Problem requirements
Each line that holds the word "laws" counts once; report the total and nothing else.

[Data entries for graphics]

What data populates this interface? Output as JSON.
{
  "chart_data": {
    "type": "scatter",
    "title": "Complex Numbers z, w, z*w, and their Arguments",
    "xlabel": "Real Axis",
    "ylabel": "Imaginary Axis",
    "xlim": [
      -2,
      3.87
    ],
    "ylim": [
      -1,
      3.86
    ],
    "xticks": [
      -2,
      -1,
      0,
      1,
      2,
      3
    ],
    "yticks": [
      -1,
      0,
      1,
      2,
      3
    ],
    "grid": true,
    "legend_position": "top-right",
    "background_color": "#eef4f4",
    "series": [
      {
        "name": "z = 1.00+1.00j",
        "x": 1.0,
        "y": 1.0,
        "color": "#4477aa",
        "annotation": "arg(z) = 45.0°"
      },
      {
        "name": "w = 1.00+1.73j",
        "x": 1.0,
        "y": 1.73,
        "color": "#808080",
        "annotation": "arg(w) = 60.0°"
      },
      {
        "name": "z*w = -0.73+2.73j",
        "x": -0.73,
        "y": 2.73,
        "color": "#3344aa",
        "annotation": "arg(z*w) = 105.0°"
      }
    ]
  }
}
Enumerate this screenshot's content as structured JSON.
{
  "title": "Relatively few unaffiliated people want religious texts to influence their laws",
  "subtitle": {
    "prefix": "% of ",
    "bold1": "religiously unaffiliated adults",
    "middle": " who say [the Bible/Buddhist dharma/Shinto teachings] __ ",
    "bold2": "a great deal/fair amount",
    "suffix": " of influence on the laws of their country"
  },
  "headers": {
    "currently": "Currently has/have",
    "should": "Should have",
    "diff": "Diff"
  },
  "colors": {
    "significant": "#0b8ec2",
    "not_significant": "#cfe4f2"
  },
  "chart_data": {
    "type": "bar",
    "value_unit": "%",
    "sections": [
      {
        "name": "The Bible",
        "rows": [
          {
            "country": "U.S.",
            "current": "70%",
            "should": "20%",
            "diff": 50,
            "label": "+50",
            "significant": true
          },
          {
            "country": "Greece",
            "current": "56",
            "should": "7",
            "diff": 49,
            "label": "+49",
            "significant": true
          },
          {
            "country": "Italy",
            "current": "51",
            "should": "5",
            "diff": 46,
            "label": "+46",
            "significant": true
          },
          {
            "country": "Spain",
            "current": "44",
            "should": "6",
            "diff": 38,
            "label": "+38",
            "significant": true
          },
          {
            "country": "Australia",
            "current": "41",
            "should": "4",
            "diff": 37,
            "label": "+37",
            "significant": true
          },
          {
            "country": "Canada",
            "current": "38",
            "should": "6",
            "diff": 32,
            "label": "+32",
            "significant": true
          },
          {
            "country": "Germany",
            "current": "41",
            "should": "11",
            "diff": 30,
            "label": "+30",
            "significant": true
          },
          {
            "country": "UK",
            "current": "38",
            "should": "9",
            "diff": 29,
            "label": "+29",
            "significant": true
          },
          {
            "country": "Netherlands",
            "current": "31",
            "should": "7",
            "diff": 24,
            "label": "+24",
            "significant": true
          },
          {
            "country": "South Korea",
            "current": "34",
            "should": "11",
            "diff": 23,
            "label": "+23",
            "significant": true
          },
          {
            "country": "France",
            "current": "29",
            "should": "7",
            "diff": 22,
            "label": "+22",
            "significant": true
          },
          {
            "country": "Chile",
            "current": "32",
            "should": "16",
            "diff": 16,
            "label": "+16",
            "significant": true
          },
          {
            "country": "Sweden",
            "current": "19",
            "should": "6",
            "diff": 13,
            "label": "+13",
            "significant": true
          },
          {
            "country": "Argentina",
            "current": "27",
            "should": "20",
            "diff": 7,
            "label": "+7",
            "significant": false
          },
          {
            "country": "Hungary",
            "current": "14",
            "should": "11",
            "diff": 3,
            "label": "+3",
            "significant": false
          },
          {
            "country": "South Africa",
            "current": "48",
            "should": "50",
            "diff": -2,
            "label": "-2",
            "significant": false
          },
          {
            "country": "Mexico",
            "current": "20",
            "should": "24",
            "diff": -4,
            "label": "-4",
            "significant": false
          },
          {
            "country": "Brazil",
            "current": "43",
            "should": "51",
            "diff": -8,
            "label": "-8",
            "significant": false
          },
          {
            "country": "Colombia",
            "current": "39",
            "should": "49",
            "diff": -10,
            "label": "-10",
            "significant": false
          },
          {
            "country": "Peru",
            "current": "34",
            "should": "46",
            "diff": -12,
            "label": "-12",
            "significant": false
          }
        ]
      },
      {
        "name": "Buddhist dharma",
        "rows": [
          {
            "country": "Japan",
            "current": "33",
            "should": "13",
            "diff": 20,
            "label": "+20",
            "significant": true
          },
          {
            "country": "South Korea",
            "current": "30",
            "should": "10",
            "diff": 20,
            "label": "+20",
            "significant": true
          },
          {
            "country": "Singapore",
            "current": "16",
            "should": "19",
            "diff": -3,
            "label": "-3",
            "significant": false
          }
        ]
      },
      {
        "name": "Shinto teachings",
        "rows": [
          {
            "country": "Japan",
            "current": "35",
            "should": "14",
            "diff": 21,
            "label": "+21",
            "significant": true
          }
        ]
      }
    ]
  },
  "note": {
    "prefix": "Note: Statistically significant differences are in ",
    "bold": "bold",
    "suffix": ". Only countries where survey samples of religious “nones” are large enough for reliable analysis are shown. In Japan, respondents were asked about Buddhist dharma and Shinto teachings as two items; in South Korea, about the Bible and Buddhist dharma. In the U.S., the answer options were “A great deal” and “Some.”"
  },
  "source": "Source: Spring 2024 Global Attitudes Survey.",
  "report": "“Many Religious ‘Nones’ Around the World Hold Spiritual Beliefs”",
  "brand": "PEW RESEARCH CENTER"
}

Output for this task
2